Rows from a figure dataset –
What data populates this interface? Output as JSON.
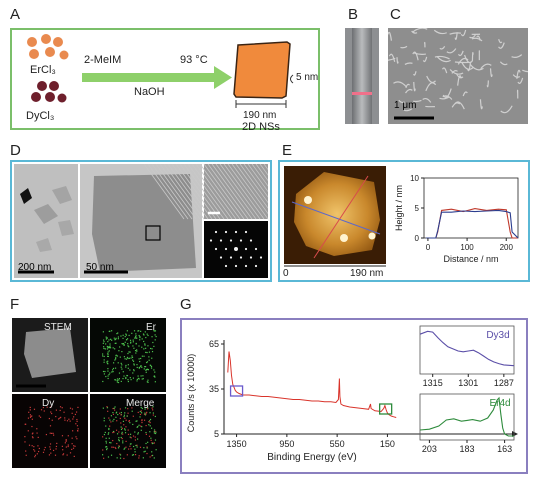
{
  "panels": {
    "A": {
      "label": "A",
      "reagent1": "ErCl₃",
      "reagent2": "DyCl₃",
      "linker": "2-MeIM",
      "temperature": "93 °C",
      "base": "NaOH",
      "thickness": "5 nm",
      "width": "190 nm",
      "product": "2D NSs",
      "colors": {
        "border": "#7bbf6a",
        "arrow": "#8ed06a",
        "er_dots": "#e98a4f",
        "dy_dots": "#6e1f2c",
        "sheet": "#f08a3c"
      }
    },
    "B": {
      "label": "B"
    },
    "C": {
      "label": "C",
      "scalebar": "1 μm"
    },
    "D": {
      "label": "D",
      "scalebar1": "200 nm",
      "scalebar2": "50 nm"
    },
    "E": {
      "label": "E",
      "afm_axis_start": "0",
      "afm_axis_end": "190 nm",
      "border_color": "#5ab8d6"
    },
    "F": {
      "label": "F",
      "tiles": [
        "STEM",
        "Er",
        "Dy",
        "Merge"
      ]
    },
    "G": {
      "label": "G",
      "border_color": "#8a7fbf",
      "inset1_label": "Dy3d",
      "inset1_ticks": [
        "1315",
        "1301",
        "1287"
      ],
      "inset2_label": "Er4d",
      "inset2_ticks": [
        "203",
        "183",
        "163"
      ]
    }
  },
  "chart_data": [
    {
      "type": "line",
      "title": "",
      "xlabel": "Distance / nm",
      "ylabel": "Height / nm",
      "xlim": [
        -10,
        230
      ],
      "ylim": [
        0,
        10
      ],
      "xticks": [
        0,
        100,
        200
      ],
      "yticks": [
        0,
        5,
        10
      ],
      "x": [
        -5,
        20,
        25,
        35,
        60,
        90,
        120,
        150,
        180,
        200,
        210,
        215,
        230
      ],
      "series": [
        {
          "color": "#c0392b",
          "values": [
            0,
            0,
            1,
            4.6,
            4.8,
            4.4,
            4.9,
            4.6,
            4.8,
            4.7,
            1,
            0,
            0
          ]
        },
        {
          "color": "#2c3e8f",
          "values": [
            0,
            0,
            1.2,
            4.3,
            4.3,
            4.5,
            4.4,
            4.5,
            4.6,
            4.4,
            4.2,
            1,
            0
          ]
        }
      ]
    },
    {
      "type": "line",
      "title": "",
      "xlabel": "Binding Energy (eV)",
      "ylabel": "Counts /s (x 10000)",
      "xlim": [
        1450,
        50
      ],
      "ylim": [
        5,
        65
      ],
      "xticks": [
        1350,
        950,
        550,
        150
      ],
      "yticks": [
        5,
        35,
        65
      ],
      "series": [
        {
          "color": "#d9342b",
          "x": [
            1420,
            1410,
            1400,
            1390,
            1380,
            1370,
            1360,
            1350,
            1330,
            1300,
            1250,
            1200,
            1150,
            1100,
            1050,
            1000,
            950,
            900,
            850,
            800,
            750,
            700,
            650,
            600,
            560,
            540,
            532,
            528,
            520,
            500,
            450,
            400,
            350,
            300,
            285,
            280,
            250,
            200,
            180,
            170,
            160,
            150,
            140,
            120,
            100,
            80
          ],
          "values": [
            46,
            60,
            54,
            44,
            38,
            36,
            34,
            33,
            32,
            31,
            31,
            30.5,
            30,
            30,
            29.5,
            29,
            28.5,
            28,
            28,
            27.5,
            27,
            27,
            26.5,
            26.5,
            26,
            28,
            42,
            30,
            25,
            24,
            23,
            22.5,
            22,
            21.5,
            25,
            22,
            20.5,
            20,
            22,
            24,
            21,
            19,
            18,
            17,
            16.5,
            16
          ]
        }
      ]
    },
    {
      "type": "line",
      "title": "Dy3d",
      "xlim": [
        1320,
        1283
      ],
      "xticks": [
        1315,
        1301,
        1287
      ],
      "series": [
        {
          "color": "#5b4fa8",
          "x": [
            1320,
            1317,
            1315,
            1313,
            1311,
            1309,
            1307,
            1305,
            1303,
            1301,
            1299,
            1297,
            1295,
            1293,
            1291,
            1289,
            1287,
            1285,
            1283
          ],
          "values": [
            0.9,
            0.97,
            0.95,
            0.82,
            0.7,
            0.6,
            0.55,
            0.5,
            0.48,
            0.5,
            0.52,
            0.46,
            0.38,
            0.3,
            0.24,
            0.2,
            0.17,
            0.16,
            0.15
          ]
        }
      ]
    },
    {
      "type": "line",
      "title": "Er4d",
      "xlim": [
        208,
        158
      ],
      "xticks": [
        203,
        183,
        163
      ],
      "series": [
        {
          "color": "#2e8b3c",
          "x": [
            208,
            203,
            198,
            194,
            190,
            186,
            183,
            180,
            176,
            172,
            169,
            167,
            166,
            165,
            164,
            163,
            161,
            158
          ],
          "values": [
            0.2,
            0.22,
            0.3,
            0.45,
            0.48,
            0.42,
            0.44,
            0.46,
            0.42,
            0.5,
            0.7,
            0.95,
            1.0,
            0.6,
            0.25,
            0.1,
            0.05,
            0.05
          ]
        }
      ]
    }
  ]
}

TASK DESCRIPTION – Return each line exactly as written. Any picture gets left out.

EXERCISE ANSWER –
What data populates this interface? Output as JSON.
{
  "panels": {
    "A": {
      "label": "A",
      "reagent1": "ErCl₃",
      "reagent2": "DyCl₃",
      "linker": "2-MeIM",
      "temperature": "93 °C",
      "base": "NaOH",
      "thickness": "5 nm",
      "width": "190 nm",
      "product": "2D NSs",
      "colors": {
        "border": "#7bbf6a",
        "arrow": "#8ed06a",
        "er_dots": "#e98a4f",
        "dy_dots": "#6e1f2c",
        "sheet": "#f08a3c"
      }
    },
    "B": {
      "label": "B"
    },
    "C": {
      "label": "C",
      "scalebar": "1 μm"
    },
    "D": {
      "label": "D",
      "scalebar1": "200 nm",
      "scalebar2": "50 nm"
    },
    "E": {
      "label": "E",
      "afm_axis_start": "0",
      "afm_axis_end": "190 nm",
      "border_color": "#5ab8d6"
    },
    "F": {
      "label": "F",
      "tiles": [
        "STEM",
        "Er",
        "Dy",
        "Merge"
      ]
    },
    "G": {
      "label": "G",
      "border_color": "#8a7fbf",
      "inset1_label": "Dy3d",
      "inset1_ticks": [
        "1315",
        "1301",
        "1287"
      ],
      "inset2_label": "Er4d",
      "inset2_ticks": [
        "203",
        "183",
        "163"
      ]
    }
  },
  "chart_data": [
    {
      "type": "line",
      "title": "",
      "xlabel": "Distance / nm",
      "ylabel": "Height / nm",
      "xlim": [
        -10,
        230
      ],
      "ylim": [
        0,
        10
      ],
      "xticks": [
        0,
        100,
        200
      ],
      "yticks": [
        0,
        5,
        10
      ],
      "x": [
        -5,
        20,
        25,
        35,
        60,
        90,
        120,
        150,
        180,
        200,
        210,
        215,
        230
      ],
      "series": [
        {
          "color": "#c0392b",
          "values": [
            0,
            0,
            1,
            4.6,
            4.8,
            4.4,
            4.9,
            4.6,
            4.8,
            4.7,
            1,
            0,
            0
          ]
        },
        {
          "color": "#2c3e8f",
          "values": [
            0,
            0,
            1.2,
            4.3,
            4.3,
            4.5,
            4.4,
            4.5,
            4.6,
            4.4,
            4.2,
            1,
            0
          ]
        }
      ]
    },
    {
      "type": "line",
      "title": "",
      "xlabel": "Binding Energy (eV)",
      "ylabel": "Counts /s (x 10000)",
      "xlim": [
        1450,
        50
      ],
      "ylim": [
        5,
        65
      ],
      "xticks": [
        1350,
        950,
        550,
        150
      ],
      "yticks": [
        5,
        35,
        65
      ],
      "series": [
        {
          "color": "#d9342b",
          "x": [
            1420,
            1410,
            1400,
            1390,
            1380,
            1370,
            1360,
            1350,
            1330,
            1300,
            1250,
            1200,
            1150,
            1100,
            1050,
            1000,
            950,
            900,
            850,
            800,
            750,
            700,
            650,
            600,
            560,
            540,
            532,
            528,
            520,
            500,
            450,
            400,
            350,
            300,
            285,
            280,
            250,
            200,
            180,
            170,
            160,
            150,
            140,
            120,
            100,
            80
          ],
          "values": [
            46,
            60,
            54,
            44,
            38,
            36,
            34,
            33,
            32,
            31,
            31,
            30.5,
            30,
            30,
            29.5,
            29,
            28.5,
            28,
            28,
            27.5,
            27,
            27,
            26.5,
            26.5,
            26,
            28,
            42,
            30,
            25,
            24,
            23,
            22.5,
            22,
            21.5,
            25,
            22,
            20.5,
            20,
            22,
            24,
            21,
            19,
            18,
            17,
            16.5,
            16
          ]
        }
      ]
    },
    {
      "type": "line",
      "title": "Dy3d",
      "xlim": [
        1320,
        1283
      ],
      "xticks": [
        1315,
        1301,
        1287
      ],
      "series": [
        {
          "color": "#5b4fa8",
          "x": [
            1320,
            1317,
            1315,
            1313,
            1311,
            1309,
            1307,
            1305,
            1303,
            1301,
            1299,
            1297,
            1295,
            1293,
            1291,
            1289,
            1287,
            1285,
            1283
          ],
          "values": [
            0.9,
            0.97,
            0.95,
            0.82,
            0.7,
            0.6,
            0.55,
            0.5,
            0.48,
            0.5,
            0.52,
            0.46,
            0.38,
            0.3,
            0.24,
            0.2,
            0.17,
            0.16,
            0.15
          ]
        }
      ]
    },
    {
      "type": "line",
      "title": "Er4d",
      "xlim": [
        208,
        158
      ],
      "xticks": [
        203,
        183,
        163
      ],
      "series": [
        {
          "color": "#2e8b3c",
          "x": [
            208,
            203,
            198,
            194,
            190,
            186,
            183,
            180,
            176,
            172,
            169,
            167,
            166,
            165,
            164,
            163,
            161,
            158
          ],
          "values": [
            0.2,
            0.22,
            0.3,
            0.45,
            0.48,
            0.42,
            0.44,
            0.46,
            0.42,
            0.5,
            0.7,
            0.95,
            1.0,
            0.6,
            0.25,
            0.1,
            0.05,
            0.05
          ]
        }
      ]
    }
  ]
}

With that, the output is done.